**Prompt**
Copy out all the entries exactly.

**Record excerpts**
>>>>
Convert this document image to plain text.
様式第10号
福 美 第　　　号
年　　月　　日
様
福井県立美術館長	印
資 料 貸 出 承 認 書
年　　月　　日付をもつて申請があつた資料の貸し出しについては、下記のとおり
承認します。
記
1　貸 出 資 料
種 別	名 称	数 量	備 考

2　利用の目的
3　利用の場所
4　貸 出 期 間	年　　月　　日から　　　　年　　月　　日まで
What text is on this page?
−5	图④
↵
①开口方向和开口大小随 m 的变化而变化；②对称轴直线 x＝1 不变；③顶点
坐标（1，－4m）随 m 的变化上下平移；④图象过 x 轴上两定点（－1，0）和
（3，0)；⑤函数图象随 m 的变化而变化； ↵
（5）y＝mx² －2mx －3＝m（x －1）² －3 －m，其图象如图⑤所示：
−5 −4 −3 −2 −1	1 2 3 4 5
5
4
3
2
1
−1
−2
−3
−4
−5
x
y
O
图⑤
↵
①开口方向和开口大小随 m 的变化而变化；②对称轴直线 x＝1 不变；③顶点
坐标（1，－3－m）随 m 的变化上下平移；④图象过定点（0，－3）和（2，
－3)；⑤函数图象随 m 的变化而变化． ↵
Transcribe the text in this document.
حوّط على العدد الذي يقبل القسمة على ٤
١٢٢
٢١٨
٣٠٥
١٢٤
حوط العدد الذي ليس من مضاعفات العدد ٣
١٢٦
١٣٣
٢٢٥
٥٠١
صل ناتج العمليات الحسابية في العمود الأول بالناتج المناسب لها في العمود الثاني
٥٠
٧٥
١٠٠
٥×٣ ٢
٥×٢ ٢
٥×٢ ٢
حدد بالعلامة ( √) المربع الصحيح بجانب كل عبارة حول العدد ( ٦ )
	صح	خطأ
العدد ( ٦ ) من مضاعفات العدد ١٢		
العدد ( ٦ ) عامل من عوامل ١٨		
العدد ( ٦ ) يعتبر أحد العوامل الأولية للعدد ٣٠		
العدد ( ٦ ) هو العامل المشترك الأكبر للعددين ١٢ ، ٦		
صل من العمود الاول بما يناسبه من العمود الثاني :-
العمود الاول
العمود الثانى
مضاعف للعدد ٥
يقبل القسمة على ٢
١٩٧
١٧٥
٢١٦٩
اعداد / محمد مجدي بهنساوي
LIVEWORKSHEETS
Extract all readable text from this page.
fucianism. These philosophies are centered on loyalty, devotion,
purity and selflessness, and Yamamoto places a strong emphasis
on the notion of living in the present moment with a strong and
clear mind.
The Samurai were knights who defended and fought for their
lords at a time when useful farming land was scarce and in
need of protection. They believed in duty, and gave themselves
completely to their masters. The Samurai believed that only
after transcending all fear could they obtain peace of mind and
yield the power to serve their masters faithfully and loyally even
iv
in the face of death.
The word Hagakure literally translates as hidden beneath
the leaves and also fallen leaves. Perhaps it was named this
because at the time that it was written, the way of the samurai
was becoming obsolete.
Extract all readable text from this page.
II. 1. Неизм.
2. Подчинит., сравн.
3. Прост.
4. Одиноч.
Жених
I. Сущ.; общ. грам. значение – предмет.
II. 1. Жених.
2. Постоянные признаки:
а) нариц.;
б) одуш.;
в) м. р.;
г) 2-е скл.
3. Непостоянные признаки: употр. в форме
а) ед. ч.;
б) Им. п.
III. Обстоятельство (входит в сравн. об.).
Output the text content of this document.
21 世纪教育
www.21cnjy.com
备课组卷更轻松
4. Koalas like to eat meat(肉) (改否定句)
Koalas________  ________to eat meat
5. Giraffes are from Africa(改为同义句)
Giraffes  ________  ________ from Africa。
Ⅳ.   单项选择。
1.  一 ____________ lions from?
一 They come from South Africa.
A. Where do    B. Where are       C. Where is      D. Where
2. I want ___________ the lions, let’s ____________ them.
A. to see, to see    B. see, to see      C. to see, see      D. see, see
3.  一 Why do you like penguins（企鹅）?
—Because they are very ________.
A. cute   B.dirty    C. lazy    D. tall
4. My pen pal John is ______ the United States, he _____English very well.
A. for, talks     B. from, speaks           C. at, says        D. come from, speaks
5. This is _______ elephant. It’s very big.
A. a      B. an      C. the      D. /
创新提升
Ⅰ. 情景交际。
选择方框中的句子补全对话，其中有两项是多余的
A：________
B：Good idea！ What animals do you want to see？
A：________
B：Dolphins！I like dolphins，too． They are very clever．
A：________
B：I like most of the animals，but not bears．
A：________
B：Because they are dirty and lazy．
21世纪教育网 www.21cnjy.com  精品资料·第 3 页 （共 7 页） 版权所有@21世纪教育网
<<<<
**Exercise output**
Convert this document image to plain text.
様式第10号
福 美 第　　　号
年　　月　　日
様
福井県立美術館長	印
資 料 貸 出 承 認 書
年　　月　　日付をもつて申請があつた資料の貸し出しについては、下記のとおり
承認します。
記
1　貸 出 資 料
種 別	名 称	数 量	備 考

2　利用の目的
3　利用の場所
4　貸 出 期 間	年　　月　　日から　　　　年　　月　　日まで
What text is on this page?
−5	图④
↵
①开口方向和开口大小随 m 的变化而变化；②对称轴直线 x＝1 不变；③顶点
坐标（1，－4m）随 m 的变化上下平移；④图象过 x 轴上两定点（－1，0）和
（3，0)；⑤函数图象随 m 的变化而变化； ↵
（5）y＝mx² －2mx －3＝m（x －1）² －3 －m，其图象如图⑤所示：
−5 −4 −3 −2 −1	1 2 3 4 5
5
4
3
2
1
−1
−2
−3
−4
−5
x
y
O
图⑤
↵
①开口方向和开口大小随 m 的变化而变化；②对称轴直线 x＝1 不变；③顶点
坐标（1，－3－m）随 m 的变化上下平移；④图象过定点（0，－3）和（2，
－3)；⑤函数图象随 m 的变化而变化． ↵
Transcribe the text in this document.
حوّط على العدد الذي يقبل القسمة على ٤
١٢٢
٢١٨
٣٠٥
١٢٤
حوط العدد الذي ليس من مضاعفات العدد ٣
١٢٦
١٣٣
٢٢٥
٥٠١
صل ناتج العمليات الحسابية في العمود الأول بالناتج المناسب لها في العمود الثاني
٥٠
٧٥
١٠٠
٥×٣ ٢
٥×٢ ٢
٥×٢ ٢
حدد بالعلامة ( √) المربع الصحيح بجانب كل عبارة حول العدد ( ٦ )
	صح	خطأ
العدد ( ٦ ) من مضاعفات العدد ١٢		
العدد ( ٦ ) عامل من عوامل ١٨		
العدد ( ٦ ) يعتبر أحد العوامل الأولية للعدد ٣٠		
العدد ( ٦ ) هو العامل المشترك الأكبر للعددين ١٢ ، ٦		
صل من العمود الاول بما يناسبه من العمود الثاني :-
العمود الاول
العمود الثانى
مضاعف للعدد ٥
يقبل القسمة على ٢
١٩٧
١٧٥
٢١٦٩
اعداد / محمد مجدي بهنساوي
LIVEWORKSHEETS
Extract all readable text from this page.
fucianism. These philosophies are centered on loyalty, devotion,
purity and selflessness, and Yamamoto places a strong emphasis
on the notion of living in the present moment with a strong and
clear mind.
The Samurai were knights who defended and fought for their
lords at a time when useful farming land was scarce and in
need of protection. They believed in duty, and gave themselves
completely to their masters. The Samurai believed that only
after transcending all fear could they obtain peace of mind and
yield the power to serve their masters faithfully and loyally even
iv
in the face of death.
The word Hagakure literally translates as hidden beneath
the leaves and also fallen leaves. Perhaps it was named this
because at the time that it was written, the way of the samurai
was becoming obsolete.
Extract all readable text from this page.
II. 1. Неизм.
2. Подчинит., сравн.
3. Прост.
4. Одиноч.
Жених
I. Сущ.; общ. грам. значение – предмет.
II. 1. Жених.
2. Постоянные признаки:
а) нариц.;
б) одуш.;
в) м. р.;
г) 2-е скл.
3. Непостоянные признаки: употр. в форме
а) ед. ч.;
б) Им. п.
III. Обстоятельство (входит в сравн. об.).
Output the text content of this document.
21 世纪教育
www.21cnjy.com
备课组卷更轻松
4. Koalas like to eat meat(肉) (改否定句)
Koalas________  ________to eat meat
5. Giraffes are from Africa(改为同义句)
Giraffes  ________  ________ from Africa。
Ⅳ.   单项选择。
1.  一 ____________ lions from?
一 They come from South Africa.
A. Where do    B. Where are       C. Where is      D. Where
2. I want ___________ the lions, let’s ____________ them.
A. to see, to see    B. see, to see      C. to see, see      D. see, see
3.  一 Why do you like penguins（企鹅）?
—Because they are very ________.
A. cute   B.dirty    C. lazy    D. tall
4. My pen pal John is ______ the United States, he _____English very well.
A. for, talks     B. from, speaks           C. at, says        D. come from, speaks
5. This is _______ elephant. It’s very big.
A. a      B. an      C. the      D. /
创新提升
Ⅰ. 情景交际。
选择方框中的句子补全对话，其中有两项是多余的
A：________
B：Good idea！ What animals do you want to see？
A：________
B：Dolphins！I like dolphins，too． They are very clever．
A：________
B：I like most of the animals，but not bears．
A：________
B：Because they are dirty and lazy．
21世纪教育网 www.21cnjy.com  精品资料·第 3 页 （共 7 页） 版权所有@21世纪教育网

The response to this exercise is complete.